=== Exercise details ===
In the entries below, find every line with "color" and copy it.

Records from a collection of figures
....
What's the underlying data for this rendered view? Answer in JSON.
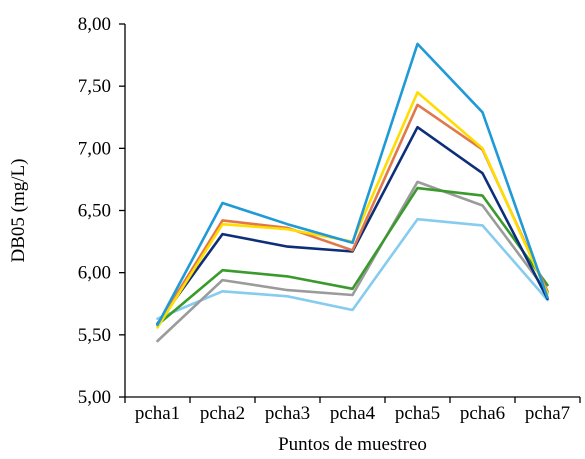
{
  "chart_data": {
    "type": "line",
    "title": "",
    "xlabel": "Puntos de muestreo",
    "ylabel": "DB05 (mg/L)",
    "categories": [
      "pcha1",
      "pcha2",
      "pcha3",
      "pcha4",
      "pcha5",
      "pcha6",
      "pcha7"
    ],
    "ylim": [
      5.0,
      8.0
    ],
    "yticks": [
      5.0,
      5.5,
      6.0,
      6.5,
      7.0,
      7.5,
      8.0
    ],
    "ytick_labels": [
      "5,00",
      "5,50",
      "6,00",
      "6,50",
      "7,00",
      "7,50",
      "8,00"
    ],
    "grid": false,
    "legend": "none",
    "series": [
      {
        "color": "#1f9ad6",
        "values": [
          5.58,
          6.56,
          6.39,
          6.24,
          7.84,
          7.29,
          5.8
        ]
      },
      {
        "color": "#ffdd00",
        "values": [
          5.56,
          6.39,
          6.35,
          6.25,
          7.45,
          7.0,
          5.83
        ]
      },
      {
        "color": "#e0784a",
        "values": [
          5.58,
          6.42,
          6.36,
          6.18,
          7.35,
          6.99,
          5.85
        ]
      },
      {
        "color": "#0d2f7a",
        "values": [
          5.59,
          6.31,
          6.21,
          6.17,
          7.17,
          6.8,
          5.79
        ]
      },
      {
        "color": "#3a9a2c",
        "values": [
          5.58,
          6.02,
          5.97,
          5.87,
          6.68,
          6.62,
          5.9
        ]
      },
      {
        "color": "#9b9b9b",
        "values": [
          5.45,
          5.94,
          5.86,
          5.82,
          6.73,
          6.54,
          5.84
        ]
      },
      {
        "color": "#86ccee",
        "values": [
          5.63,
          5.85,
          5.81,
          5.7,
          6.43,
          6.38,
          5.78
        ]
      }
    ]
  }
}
....
=== Answer in full ===
        "color": "#1f9ad6",
        "color": "#ffdd00",
        "color": "#e0784a",
        "color": "#0d2f7a",
        "color": "#3a9a2c",
        "color": "#9b9b9b",
        "color": "#86ccee",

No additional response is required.